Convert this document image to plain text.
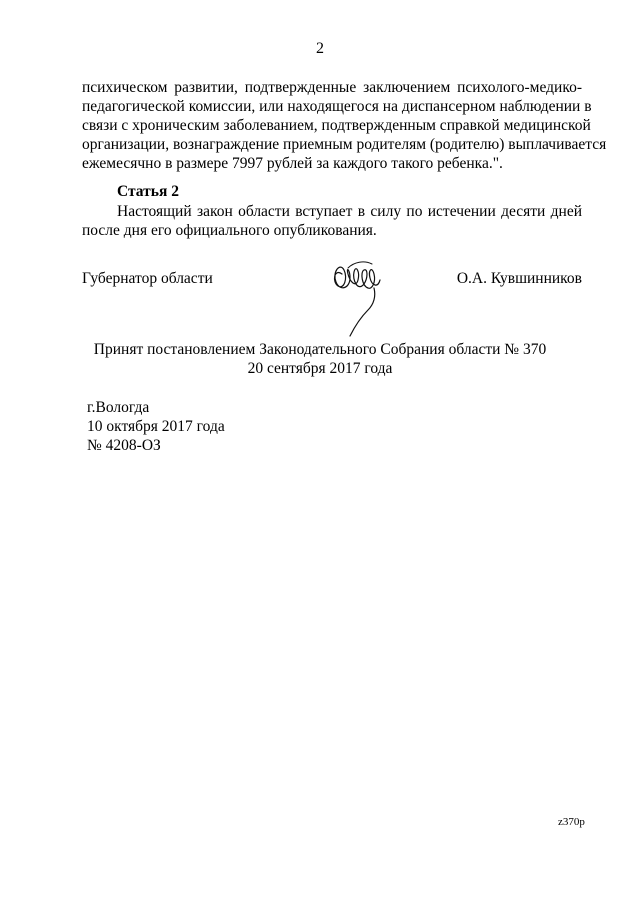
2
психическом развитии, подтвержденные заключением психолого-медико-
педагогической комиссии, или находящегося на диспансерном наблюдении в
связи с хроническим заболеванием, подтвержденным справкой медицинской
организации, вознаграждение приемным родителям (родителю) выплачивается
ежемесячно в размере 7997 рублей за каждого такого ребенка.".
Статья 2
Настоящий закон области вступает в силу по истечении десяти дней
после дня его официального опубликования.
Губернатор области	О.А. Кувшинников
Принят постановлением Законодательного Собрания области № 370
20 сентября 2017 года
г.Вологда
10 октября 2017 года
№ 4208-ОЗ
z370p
--
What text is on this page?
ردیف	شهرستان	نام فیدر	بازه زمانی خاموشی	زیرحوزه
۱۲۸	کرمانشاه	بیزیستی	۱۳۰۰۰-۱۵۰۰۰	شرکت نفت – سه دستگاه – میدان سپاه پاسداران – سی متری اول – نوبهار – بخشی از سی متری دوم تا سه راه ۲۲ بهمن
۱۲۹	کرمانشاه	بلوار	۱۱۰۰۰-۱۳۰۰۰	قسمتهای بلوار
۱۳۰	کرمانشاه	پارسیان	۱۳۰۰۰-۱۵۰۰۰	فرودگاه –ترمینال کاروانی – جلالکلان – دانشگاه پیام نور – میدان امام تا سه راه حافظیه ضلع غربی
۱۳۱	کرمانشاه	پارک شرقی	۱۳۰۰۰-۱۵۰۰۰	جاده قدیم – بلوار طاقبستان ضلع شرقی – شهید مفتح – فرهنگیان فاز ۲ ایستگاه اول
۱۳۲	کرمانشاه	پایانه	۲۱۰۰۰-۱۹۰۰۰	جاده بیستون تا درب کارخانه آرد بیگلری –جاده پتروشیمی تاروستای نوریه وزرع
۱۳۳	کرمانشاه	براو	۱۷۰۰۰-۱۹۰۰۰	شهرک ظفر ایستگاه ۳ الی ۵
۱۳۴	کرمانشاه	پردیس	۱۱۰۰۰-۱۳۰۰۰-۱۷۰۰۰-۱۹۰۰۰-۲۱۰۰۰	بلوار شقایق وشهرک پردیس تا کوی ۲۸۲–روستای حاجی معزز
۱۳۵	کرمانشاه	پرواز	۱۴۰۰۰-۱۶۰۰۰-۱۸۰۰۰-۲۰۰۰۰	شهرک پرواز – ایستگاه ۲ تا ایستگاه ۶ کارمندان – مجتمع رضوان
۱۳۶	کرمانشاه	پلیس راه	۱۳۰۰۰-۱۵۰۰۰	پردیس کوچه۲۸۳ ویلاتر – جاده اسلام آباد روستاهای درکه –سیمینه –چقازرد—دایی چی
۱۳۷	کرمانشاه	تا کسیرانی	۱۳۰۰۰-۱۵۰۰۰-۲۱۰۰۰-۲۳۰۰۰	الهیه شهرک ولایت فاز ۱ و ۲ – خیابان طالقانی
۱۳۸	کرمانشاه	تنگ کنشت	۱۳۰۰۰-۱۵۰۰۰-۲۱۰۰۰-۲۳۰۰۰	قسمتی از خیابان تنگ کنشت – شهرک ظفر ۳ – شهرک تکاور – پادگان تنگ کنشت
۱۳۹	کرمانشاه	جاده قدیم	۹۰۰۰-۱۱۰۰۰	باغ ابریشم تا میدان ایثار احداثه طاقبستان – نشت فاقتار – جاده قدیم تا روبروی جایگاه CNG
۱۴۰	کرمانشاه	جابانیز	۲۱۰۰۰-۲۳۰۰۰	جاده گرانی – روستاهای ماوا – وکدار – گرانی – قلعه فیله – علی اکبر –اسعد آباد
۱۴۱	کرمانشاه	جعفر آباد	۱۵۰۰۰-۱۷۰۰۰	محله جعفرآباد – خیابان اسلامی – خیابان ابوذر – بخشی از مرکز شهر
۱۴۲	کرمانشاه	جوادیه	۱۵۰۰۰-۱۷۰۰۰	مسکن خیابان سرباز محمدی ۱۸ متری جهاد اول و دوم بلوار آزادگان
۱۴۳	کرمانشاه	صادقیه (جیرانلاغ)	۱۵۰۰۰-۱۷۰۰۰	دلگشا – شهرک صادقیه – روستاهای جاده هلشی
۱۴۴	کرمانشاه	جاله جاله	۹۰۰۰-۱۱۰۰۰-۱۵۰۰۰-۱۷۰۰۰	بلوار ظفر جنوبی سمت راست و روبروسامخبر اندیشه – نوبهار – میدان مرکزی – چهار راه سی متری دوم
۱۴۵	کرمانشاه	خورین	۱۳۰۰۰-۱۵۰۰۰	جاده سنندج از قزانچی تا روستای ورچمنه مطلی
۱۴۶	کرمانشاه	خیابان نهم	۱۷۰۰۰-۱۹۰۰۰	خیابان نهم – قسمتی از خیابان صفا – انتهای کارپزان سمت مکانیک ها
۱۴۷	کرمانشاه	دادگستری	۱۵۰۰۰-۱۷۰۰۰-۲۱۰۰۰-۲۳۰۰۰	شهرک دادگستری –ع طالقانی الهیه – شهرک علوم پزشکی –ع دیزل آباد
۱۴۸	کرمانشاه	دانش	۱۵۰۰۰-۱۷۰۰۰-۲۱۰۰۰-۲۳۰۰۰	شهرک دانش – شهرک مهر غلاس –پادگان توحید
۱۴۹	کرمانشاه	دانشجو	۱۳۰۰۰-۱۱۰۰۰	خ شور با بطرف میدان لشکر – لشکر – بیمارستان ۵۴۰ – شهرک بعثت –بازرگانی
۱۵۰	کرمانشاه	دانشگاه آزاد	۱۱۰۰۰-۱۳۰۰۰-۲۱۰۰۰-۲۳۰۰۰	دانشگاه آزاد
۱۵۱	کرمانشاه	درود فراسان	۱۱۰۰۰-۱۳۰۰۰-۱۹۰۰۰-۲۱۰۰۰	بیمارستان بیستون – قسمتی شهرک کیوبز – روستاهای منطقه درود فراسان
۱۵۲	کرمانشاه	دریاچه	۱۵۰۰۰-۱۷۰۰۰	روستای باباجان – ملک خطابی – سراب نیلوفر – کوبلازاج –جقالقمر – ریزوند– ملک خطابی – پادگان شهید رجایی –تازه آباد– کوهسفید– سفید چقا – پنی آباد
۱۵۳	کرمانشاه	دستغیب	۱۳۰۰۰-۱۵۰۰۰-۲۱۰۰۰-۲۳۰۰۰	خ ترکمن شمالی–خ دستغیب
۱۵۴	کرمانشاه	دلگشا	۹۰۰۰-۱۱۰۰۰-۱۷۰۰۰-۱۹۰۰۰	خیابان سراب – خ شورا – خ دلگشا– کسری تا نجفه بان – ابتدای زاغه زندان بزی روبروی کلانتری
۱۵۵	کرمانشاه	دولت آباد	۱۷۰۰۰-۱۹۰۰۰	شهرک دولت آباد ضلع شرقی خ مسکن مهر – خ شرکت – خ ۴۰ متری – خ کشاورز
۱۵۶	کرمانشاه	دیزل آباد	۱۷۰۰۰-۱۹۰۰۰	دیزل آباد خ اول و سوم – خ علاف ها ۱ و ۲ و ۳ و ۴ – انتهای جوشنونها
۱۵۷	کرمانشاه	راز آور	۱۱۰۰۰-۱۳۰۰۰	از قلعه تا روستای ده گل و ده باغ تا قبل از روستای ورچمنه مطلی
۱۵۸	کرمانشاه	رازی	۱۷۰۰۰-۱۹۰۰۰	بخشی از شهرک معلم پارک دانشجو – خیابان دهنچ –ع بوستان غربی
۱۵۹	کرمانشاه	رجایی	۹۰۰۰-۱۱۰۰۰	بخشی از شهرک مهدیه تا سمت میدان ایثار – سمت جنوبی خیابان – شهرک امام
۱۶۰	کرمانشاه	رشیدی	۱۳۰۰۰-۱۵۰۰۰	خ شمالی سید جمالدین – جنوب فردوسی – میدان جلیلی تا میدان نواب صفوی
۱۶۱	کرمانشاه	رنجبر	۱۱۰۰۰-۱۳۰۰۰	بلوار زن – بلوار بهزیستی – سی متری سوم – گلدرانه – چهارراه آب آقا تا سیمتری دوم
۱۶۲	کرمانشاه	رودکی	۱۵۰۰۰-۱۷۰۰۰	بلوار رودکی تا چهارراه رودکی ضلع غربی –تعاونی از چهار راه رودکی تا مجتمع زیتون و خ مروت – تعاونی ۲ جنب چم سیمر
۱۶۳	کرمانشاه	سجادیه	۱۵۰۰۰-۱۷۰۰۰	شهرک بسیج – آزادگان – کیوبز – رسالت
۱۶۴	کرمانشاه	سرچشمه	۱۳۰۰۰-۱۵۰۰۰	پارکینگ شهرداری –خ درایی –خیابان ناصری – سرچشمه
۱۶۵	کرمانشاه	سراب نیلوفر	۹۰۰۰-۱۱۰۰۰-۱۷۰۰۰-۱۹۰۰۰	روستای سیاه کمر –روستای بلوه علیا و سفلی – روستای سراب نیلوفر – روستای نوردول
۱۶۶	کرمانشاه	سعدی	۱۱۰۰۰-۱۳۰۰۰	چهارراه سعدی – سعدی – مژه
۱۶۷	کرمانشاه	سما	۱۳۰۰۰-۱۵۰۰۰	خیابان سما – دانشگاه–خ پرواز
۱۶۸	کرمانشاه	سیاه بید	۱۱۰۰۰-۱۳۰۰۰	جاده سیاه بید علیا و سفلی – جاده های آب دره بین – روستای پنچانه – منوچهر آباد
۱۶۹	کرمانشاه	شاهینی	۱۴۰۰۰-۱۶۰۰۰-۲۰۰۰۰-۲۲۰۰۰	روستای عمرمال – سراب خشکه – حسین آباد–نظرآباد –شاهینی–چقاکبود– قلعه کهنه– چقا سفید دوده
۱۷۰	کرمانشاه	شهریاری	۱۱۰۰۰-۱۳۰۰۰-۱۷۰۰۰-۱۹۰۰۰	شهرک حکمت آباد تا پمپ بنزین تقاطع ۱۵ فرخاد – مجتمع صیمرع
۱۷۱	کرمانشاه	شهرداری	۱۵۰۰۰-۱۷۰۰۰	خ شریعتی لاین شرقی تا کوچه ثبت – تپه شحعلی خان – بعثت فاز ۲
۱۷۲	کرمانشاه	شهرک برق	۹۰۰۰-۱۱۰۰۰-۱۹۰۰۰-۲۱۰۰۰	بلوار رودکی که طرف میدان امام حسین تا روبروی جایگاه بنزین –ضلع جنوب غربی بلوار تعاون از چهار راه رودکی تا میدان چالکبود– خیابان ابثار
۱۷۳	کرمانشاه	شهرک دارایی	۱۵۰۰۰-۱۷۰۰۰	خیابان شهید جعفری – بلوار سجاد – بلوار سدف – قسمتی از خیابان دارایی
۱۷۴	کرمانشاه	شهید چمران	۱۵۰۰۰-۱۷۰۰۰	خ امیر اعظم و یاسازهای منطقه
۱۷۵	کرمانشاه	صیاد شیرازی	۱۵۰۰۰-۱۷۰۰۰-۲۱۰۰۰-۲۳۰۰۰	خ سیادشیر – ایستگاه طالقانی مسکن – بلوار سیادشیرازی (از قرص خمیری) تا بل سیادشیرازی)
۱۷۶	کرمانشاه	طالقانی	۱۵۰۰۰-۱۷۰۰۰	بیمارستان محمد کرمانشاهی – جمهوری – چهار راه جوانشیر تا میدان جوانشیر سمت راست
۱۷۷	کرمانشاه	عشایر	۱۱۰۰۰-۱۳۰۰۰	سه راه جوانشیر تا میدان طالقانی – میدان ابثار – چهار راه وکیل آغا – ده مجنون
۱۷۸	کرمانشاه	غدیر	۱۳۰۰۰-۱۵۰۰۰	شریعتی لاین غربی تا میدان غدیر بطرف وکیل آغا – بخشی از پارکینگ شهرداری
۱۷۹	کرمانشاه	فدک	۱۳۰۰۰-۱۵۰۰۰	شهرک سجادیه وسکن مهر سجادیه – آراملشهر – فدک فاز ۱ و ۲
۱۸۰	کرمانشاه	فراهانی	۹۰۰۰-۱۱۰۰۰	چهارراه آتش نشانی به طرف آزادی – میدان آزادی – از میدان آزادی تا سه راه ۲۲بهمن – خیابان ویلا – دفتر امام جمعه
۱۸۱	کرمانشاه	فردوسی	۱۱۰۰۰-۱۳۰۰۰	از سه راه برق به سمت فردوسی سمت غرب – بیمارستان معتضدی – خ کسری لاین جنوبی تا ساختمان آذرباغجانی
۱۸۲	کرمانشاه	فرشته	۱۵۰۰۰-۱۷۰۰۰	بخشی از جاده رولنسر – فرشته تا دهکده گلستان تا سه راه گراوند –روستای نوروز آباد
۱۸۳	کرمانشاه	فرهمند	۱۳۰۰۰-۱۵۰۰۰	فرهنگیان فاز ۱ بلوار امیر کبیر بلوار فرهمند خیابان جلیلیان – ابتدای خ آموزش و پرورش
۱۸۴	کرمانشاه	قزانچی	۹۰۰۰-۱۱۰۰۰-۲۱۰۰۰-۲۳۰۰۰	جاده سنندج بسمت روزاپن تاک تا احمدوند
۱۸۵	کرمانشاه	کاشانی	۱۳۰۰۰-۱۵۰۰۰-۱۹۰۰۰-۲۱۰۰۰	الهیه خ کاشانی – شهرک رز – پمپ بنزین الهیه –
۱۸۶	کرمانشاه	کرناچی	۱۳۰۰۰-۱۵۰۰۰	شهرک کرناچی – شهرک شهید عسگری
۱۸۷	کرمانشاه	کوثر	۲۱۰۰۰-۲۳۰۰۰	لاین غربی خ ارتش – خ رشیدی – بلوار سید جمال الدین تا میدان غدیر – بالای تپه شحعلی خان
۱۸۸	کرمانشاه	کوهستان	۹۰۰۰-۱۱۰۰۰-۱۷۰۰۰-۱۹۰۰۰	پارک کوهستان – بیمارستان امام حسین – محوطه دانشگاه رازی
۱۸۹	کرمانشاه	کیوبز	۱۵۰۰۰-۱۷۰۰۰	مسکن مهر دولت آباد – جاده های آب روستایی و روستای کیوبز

• [Objective] Of all the lines above, how many contain "راست"? Give the number and nothing more.

• [Worked solution] 2